◆ Task:
Please report every line from the material that contains the word "Правительства".

◆ Supplied data:
·····
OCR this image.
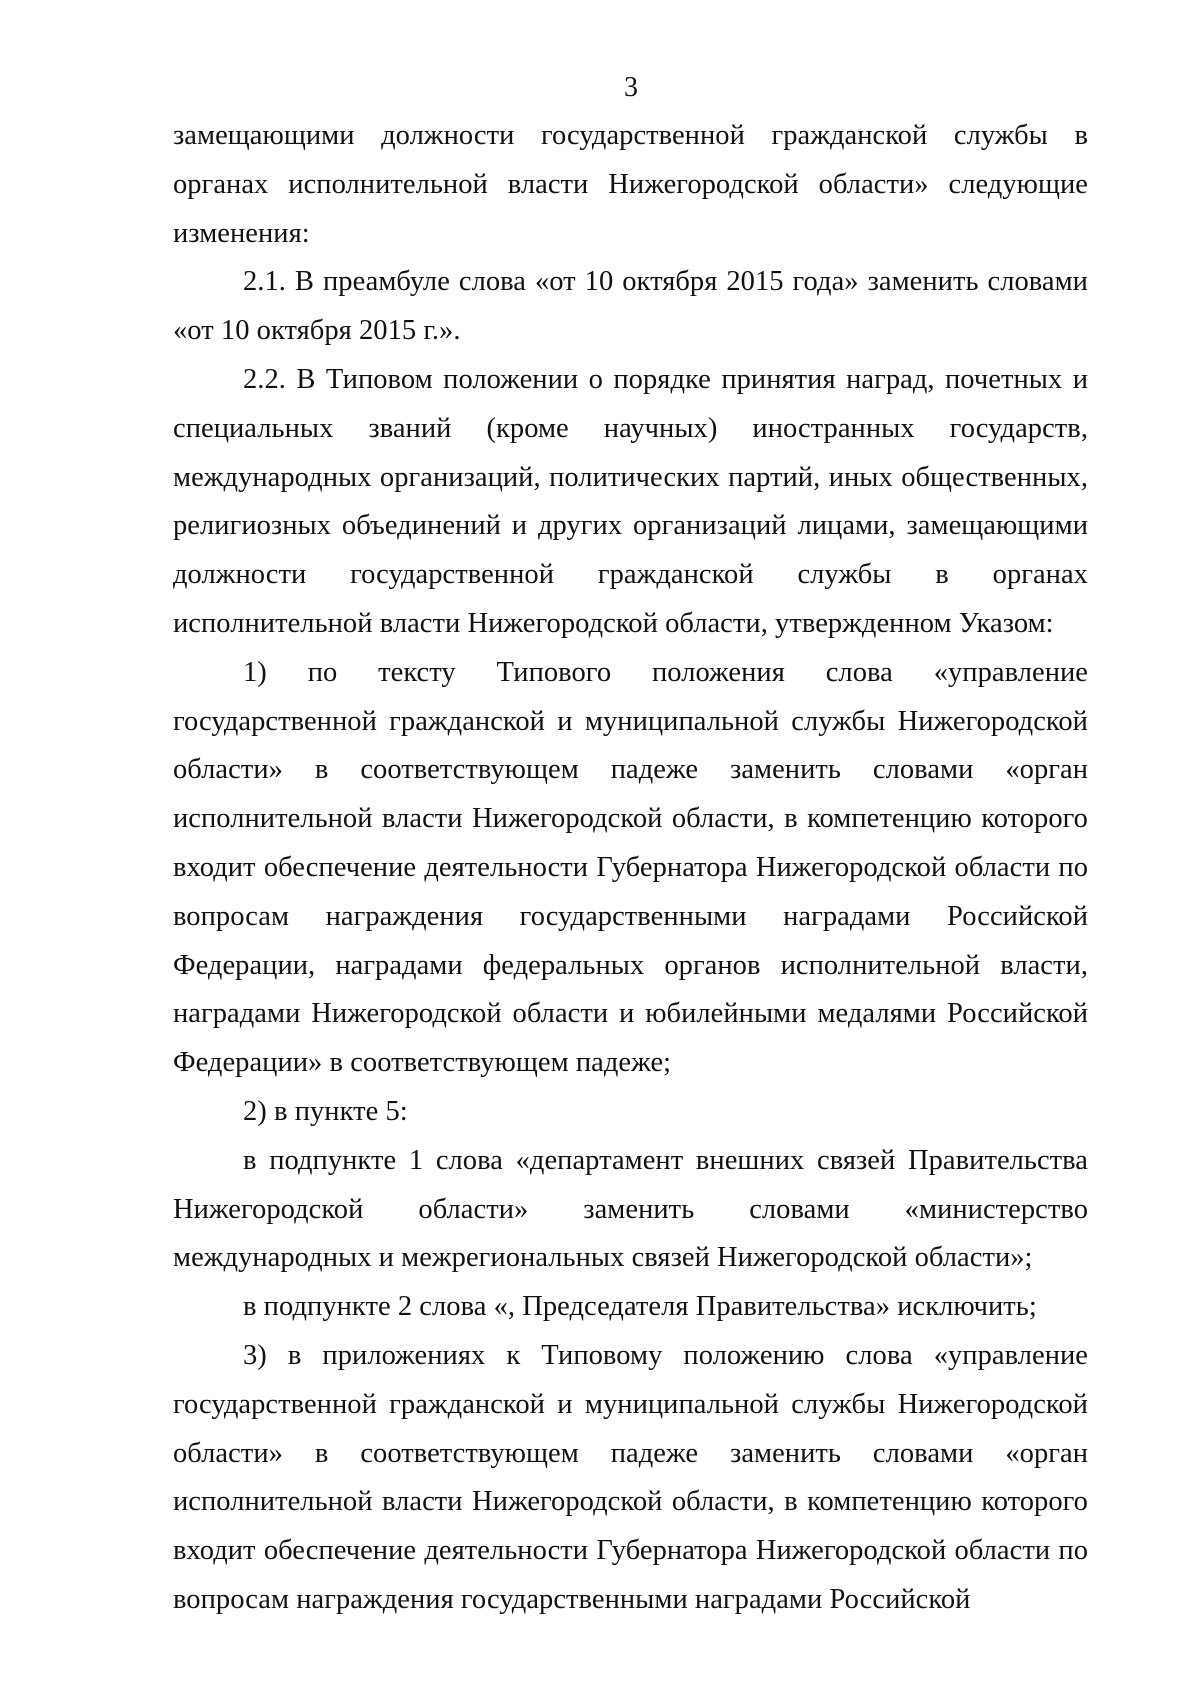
3

замещающими должности государственной гражданской службы в органах исполнительной власти Нижегородской области» следующие изменения:

2.1. В преамбуле слова «от 10 октября 2015 года» заменить словами «от 10 октября 2015 г.».

2.2. В Типовом положении о порядке принятия наград, почетных и специальных званий (кроме научных) иностранных государств, международных организаций, политических партий, иных общественных, религиозных объединений и других организаций лицами, замещающими должности государственной гражданской службы в органах исполнительной власти Нижегородской области, утвержденном Указом:

1) по тексту Типового положения слова «управление государственной гражданской и муниципальной службы Нижегородской области» в соответствующем падеже заменить словами «орган исполнительной власти Нижегородской области, в компетенцию которого входит обеспечение деятельности Губернатора Нижегородской области по вопросам награждения государственными наградами Российской Федерации, наградами федеральных органов исполнительной власти, наградами Нижегородской области и юбилейными медалями Российской Федерации» в соответствующем падеже;

2) в пункте 5:

в подпункте 1 слова «департамент внешних связей Правительства Нижегородской области» заменить словами «министерство международных и межрегиональных связей Нижегородской области»;

в подпункте 2 слова «, Председателя Правительства» исключить;

3) в приложениях к Типовому положению слова «управление государственной гражданской и муниципальной службы Нижегородской области» в соответствующем падеже заменить словами «орган исполнительной власти Нижегородской области, в компетенцию которого входит обеспечение деятельности Губернатора Нижегородской области по вопросам награждения государственными наградами Российской
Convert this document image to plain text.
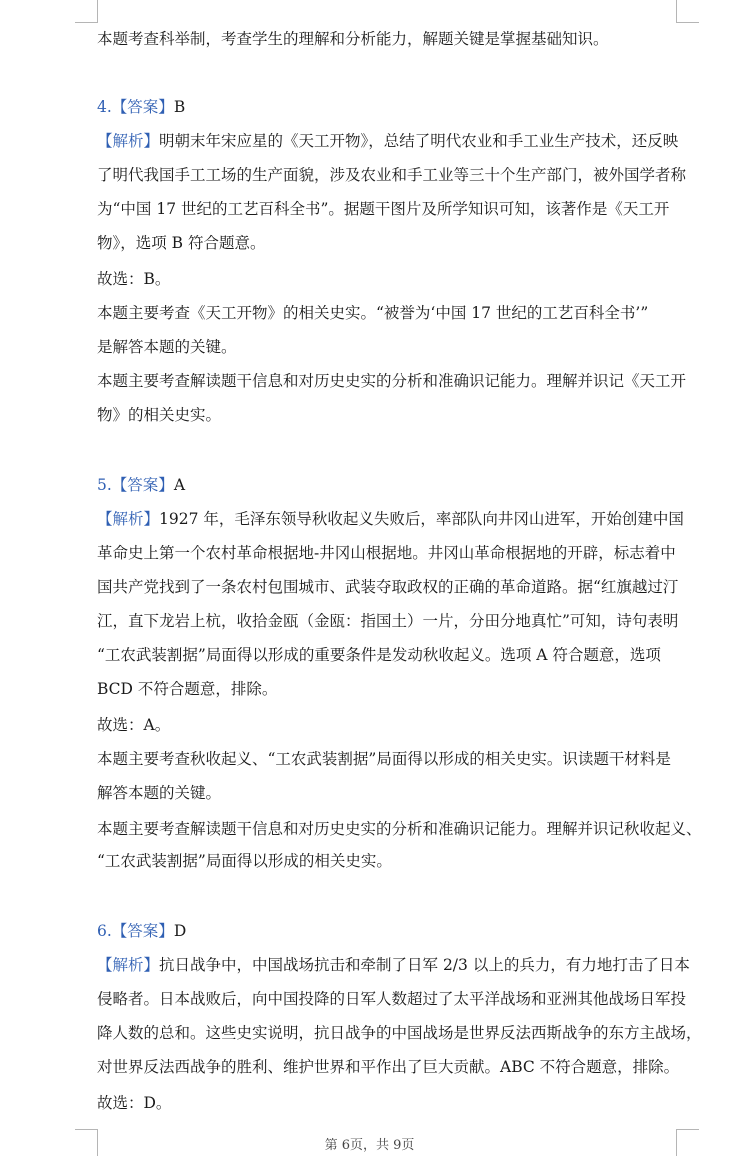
本题考查科举制，考查学生的理解和分析能力，解题关键是掌握基础知识。
4.【答案】B
【解析】明朝末年宋应星的《天工开物》，总结了明代农业和手工业生产技术，还反映
了明代我国手工工场的生产面貌，涉及农业和手工业等三十个生产部门，被外国学者称
为“中国 17 世纪的工艺百科全书”。据题干图片及所学知识可知，该著作是《天工开
物》，选项 B 符合题意。
故选：B。
本题主要考查《天工开物》的相关史实。“被誉为‘中国 17 世纪的工艺百科全书’”
是解答本题的关键。
本题主要考查解读题干信息和对历史史实的分析和准确识记能力。理解并识记《天工开
物》的相关史实。
5.【答案】A
【解析】1927 年，毛泽东领导秋收起义失败后，率部队向井冈山进军，开始创建中国
革命史上第一个农村革命根据地-井冈山根据地。井冈山革命根据地的开辟，标志着中
国共产党找到了一条农村包围城市、武装夺取政权的正确的革命道路。据“红旗越过汀
江，直下龙岩上杭，收拾金瓯（金瓯：指国土）一片，分田分地真忙”可知，诗句表明
“工农武装割据”局面得以形成的重要条件是发动秋收起义。选项 A 符合题意，选项
BCD 不符合题意，排除。
故选：A。
本题主要考查秋收起义、“工农武装割据”局面得以形成的相关史实。识读题干材料是
解答本题的关键。
本题主要考查解读题干信息和对历史史实的分析和准确识记能力。理解并识记秋收起义、
“工农武装割据”局面得以形成的相关史实。
6.【答案】D
【解析】抗日战争中，中国战场抗击和牵制了日军 2/3 以上的兵力，有力地打击了日本
侵略者。日本战败后，向中国投降的日军人数超过了太平洋战场和亚洲其他战场日军投
降人数的总和。这些史实说明，抗日战争的中国战场是世界反法西斯战争的东方主战场，
对世界反法西战争的胜利、维护世界和平作出了巨大贡献。ABC 不符合题意，排除。
故选：D。
第 6页，共 9页
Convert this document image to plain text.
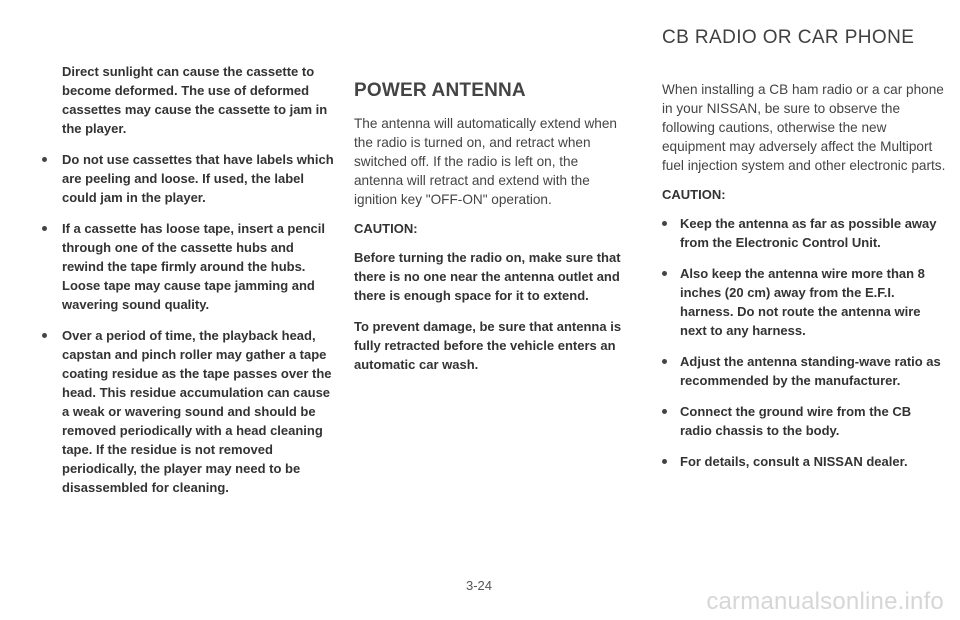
CB RADIO OR CAR PHONE

Direct sunlight can cause the cassette to become deformed. The use of deformed cassettes may cause the cassette to jam in the player.

Do not use cassettes that have labels which are peeling and loose. If used, the label could jam in the player.
If a cassette has loose tape, insert a pencil through one of the cassette hubs and rewind the tape firmly around the hubs. Loose tape may cause tape jamming and wavering sound quality.
Over a period of time, the playback head, capstan and pinch roller may gather a tape coating residue as the tape passes over the head. This residue accumulation can cause a weak or wavering sound and should be removed periodically with a head cleaning tape. If the residue is not removed periodically, the player may need to be disassembled for cleaning.
POWER ANTENNA

The antenna will automatically extend when the radio is turned on, and retract when switched off. If the radio is left on, the antenna will retract and extend with the ignition key "OFF-ON" operation.

CAUTION:

Before turning the radio on, make sure that there is no one near the antenna outlet and there is enough space for it to extend.

To prevent damage, be sure that antenna is fully retracted before the vehicle enters an automatic car wash.

When installing a CB ham radio or a car phone in your NISSAN, be sure to observe the following cautions, otherwise the new equipment may adversely affect the Multiport fuel injection system and other electronic parts.

CAUTION:

Keep the antenna as far as possible away from the Electronic Control Unit.
Also keep the antenna wire more than 8 inches (20 cm) away from the E.F.I. harness. Do not route the antenna wire next to any harness.
Adjust the antenna standing-wave ratio as recommended by the manufacturer.
Connect the ground wire from the CB radio chassis to the body.
For details, consult a NISSAN dealer.
3-24
carmanualsonline.info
·····
◆ Response for this exercise:
в подпункте 1 слова «департамент внешних связей Правительства Нижегородской области» заменить словами «министерство международных и межрегиональных связей Нижегородской области»;
в подпункте 2 слова «, Председателя Правительства» исключить;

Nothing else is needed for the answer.